Exercise prompt: In the records below, take the lines from the one containing "Localize each UI" through the one containing "52, 346, 74]", both included, and format them as a JSON list of strings, one string per line, leaving out any blank lines.

>> Start

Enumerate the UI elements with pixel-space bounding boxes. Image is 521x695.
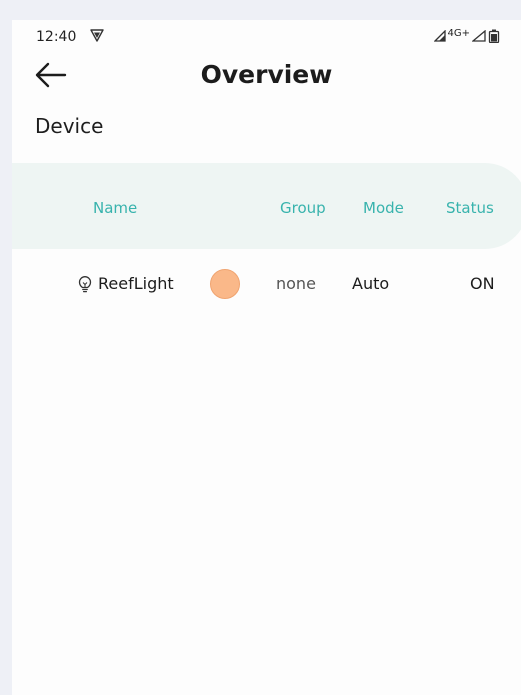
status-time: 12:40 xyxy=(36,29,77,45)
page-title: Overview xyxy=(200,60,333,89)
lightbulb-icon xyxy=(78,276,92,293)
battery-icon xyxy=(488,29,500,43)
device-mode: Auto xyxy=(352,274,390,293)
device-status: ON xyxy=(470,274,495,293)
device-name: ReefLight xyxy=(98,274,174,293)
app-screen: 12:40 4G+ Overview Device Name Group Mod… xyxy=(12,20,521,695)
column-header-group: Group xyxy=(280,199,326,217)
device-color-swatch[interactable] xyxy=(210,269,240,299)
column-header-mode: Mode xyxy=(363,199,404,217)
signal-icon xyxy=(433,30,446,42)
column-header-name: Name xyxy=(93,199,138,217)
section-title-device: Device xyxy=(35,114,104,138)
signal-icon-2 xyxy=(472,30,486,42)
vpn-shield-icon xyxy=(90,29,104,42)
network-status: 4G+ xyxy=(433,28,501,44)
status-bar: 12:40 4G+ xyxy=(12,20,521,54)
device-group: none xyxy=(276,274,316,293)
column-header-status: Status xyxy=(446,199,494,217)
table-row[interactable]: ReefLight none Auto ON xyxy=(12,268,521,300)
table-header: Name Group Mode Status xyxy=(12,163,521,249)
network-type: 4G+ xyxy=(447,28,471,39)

>> End
>> Start

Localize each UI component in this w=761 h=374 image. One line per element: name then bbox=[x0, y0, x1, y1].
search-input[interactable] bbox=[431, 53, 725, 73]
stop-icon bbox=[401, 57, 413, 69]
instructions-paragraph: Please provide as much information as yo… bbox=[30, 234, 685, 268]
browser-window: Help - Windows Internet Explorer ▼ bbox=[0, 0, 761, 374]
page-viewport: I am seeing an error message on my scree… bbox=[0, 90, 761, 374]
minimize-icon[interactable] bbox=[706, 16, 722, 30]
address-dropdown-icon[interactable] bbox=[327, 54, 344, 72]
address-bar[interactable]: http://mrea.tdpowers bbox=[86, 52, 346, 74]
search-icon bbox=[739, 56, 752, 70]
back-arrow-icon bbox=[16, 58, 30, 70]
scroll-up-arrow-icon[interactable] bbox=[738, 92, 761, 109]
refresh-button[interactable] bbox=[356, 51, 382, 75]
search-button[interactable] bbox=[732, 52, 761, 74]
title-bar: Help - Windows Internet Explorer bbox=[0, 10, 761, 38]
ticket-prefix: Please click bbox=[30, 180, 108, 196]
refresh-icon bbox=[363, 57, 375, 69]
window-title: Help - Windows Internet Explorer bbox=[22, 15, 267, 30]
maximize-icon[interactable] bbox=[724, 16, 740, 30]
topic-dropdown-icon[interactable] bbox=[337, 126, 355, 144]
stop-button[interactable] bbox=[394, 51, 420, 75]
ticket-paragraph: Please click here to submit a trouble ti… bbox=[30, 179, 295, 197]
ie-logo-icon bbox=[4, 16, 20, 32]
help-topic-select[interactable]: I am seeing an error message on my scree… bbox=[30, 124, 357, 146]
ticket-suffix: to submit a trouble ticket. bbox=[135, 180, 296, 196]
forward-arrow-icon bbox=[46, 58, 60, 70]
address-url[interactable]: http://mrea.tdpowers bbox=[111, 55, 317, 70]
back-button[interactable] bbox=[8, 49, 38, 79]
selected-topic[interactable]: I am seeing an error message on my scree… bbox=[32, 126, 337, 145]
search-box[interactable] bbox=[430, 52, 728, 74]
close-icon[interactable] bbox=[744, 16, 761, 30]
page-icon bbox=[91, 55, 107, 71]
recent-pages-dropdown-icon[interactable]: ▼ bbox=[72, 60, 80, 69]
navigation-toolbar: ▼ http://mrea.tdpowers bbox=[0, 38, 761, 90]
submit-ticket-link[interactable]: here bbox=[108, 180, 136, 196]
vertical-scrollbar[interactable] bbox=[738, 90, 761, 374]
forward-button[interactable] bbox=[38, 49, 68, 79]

>> End

Exercise solution:
[
  "Localize each UI component in this w=761 h=374 image. One line per element: name then bbox=[x0, y0, x1, y1].",
  "search-input[interactable] bbox=[431, 53, 725, 73]",
  "stop-icon bbox=[401, 57, 413, 69]",
  "instructions-paragraph: Please provide as much information as yo… bbox=[30, 234, 685, 268]",
  "browser-window: Help - Windows Internet Explorer ▼ bbox=[0, 0, 761, 374]",
  "page-viewport: I am seeing an error message on my scree… bbox=[0, 90, 761, 374]",
  "minimize-icon[interactable] bbox=[706, 16, 722, 30]",
  "address-dropdown-icon[interactable] bbox=[327, 54, 344, 72]",
  "address-bar[interactable]: http://mrea.tdpowers bbox=[86, 52, 346, 74]"
]